RECORDS
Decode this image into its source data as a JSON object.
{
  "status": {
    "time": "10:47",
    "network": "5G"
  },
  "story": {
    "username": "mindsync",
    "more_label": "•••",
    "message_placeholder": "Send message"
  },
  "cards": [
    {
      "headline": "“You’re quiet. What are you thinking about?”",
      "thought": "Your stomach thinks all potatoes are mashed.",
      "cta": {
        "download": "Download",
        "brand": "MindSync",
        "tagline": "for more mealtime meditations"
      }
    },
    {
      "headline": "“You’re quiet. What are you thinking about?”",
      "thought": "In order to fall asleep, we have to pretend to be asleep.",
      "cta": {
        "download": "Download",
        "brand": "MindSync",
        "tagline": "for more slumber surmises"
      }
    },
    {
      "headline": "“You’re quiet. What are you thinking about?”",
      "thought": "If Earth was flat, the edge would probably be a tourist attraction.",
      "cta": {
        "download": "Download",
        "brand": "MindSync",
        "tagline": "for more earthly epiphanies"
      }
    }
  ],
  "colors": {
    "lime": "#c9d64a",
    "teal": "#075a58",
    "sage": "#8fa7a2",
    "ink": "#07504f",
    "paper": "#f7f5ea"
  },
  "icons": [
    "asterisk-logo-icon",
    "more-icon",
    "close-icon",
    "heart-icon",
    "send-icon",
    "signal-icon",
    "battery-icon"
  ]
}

JOB
Write out the listing once more, matching it exactly.

RESULT OF THIS EXERCISE
Decode this image into its source data as a JSON object.
{
  "status": {
    "time": "10:47",
    "network": "5G"
  },
  "story": {
    "username": "mindsync",
    "more_label": "•••",
    "message_placeholder": "Send message"
  },
  "cards": [
    {
      "headline": "“You’re quiet. What are you thinking about?”",
      "thought": "Your stomach thinks all potatoes are mashed.",
      "cta": {
        "download": "Download",
        "brand": "MindSync",
        "tagline": "for more mealtime meditations"
      }
    },
    {
      "headline": "“You’re quiet. What are you thinking about?”",
      "thought": "In order to fall asleep, we have to pretend to be asleep.",
      "cta": {
        "download": "Download",
        "brand": "MindSync",
        "tagline": "for more slumber surmises"
      }
    },
    {
      "headline": "“You’re quiet. What are you thinking about?”",
      "thought": "If Earth was flat, the edge would probably be a tourist attraction.",
      "cta": {
        "download": "Download",
        "brand": "MindSync",
        "tagline": "for more earthly epiphanies"
      }
    }
  ],
  "colors": {
    "lime": "#c9d64a",
    "teal": "#075a58",
    "sage": "#8fa7a2",
    "ink": "#07504f",
    "paper": "#f7f5ea"
  },
  "icons": [
    "asterisk-logo-icon",
    "more-icon",
    "close-icon",
    "heart-icon",
    "send-icon",
    "signal-icon",
    "battery-icon"
  ]
}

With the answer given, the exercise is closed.